▶ _DIRECTIVE_:
Reproduce all entries precisely, down to the last character.

▶ _MATERIAL_:
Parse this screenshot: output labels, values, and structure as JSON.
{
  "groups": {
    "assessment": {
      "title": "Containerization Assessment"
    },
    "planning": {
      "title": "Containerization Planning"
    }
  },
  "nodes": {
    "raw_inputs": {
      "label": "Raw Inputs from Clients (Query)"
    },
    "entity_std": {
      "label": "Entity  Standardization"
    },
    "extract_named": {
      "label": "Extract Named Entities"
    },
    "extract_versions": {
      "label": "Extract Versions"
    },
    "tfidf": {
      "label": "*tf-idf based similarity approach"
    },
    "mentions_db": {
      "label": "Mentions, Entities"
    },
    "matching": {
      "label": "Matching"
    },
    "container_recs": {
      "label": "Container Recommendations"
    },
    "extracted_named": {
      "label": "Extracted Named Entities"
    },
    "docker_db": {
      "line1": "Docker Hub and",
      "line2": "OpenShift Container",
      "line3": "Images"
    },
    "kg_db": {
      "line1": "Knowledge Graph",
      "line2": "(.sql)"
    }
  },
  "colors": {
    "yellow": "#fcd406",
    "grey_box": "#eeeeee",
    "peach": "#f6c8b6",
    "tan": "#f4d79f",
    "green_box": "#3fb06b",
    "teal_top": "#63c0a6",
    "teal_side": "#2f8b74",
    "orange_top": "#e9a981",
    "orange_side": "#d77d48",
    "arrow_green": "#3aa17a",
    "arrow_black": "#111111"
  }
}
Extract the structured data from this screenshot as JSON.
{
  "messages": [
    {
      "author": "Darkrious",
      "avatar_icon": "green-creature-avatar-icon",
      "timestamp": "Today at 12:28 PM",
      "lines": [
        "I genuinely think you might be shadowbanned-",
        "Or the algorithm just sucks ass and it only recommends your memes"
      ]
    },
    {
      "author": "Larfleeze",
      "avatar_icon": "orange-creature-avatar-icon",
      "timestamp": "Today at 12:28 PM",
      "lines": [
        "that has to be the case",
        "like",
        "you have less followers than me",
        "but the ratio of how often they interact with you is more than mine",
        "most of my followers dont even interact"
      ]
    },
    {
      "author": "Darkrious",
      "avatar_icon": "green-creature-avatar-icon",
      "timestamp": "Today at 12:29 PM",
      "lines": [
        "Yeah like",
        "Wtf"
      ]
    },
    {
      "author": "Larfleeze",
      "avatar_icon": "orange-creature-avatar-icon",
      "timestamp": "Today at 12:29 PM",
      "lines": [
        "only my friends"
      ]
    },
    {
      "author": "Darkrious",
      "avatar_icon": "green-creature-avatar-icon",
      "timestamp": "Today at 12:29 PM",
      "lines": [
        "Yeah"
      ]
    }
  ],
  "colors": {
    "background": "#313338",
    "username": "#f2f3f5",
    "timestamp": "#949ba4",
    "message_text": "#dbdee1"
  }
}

▶ _EXPECTED OUTPUT_:
Parse this screenshot: output labels, values, and structure as JSON.
{
  "groups": {
    "assessment": {
      "title": "Containerization Assessment"
    },
    "planning": {
      "title": "Containerization Planning"
    }
  },
  "nodes": {
    "raw_inputs": {
      "label": "Raw Inputs from Clients (Query)"
    },
    "entity_std": {
      "label": "Entity  Standardization"
    },
    "extract_named": {
      "label": "Extract Named Entities"
    },
    "extract_versions": {
      "label": "Extract Versions"
    },
    "tfidf": {
      "label": "*tf-idf based similarity approach"
    },
    "mentions_db": {
      "label": "Mentions, Entities"
    },
    "matching": {
      "label": "Matching"
    },
    "container_recs": {
      "label": "Container Recommendations"
    },
    "extracted_named": {
      "label": "Extracted Named Entities"
    },
    "docker_db": {
      "line1": "Docker Hub and",
      "line2": "OpenShift Container",
      "line3": "Images"
    },
    "kg_db": {
      "line1": "Knowledge Graph",
      "line2": "(.sql)"
    }
  },
  "colors": {
    "yellow": "#fcd406",
    "grey_box": "#eeeeee",
    "peach": "#f6c8b6",
    "tan": "#f4d79f",
    "green_box": "#3fb06b",
    "teal_top": "#63c0a6",
    "teal_side": "#2f8b74",
    "orange_top": "#e9a981",
    "orange_side": "#d77d48",
    "arrow_green": "#3aa17a",
    "arrow_black": "#111111"
  }
}
Extract the structured data from this screenshot as JSON.
{
  "messages": [
    {
      "author": "Darkrious",
      "avatar_icon": "green-creature-avatar-icon",
      "timestamp": "Today at 12:28 PM",
      "lines": [
        "I genuinely think you might be shadowbanned-",
        "Or the algorithm just sucks ass and it only recommends your memes"
      ]
    },
    {
      "author": "Larfleeze",
      "avatar_icon": "orange-creature-avatar-icon",
      "timestamp": "Today at 12:28 PM",
      "lines": [
        "that has to be the case",
        "like",
        "you have less followers than me",
        "but the ratio of how often they interact with you is more than mine",
        "most of my followers dont even interact"
      ]
    },
    {
      "author": "Darkrious",
      "avatar_icon": "green-creature-avatar-icon",
      "timestamp": "Today at 12:29 PM",
      "lines": [
        "Yeah like",
        "Wtf"
      ]
    },
    {
      "author": "Larfleeze",
      "avatar_icon": "orange-creature-avatar-icon",
      "timestamp": "Today at 12:29 PM",
      "lines": [
        "only my friends"
      ]
    },
    {
      "author": "Darkrious",
      "avatar_icon": "green-creature-avatar-icon",
      "timestamp": "Today at 12:29 PM",
      "lines": [
        "Yeah"
      ]
    }
  ],
  "colors": {
    "background": "#313338",
    "username": "#f2f3f5",
    "timestamp": "#949ba4",
    "message_text": "#dbdee1"
  }
}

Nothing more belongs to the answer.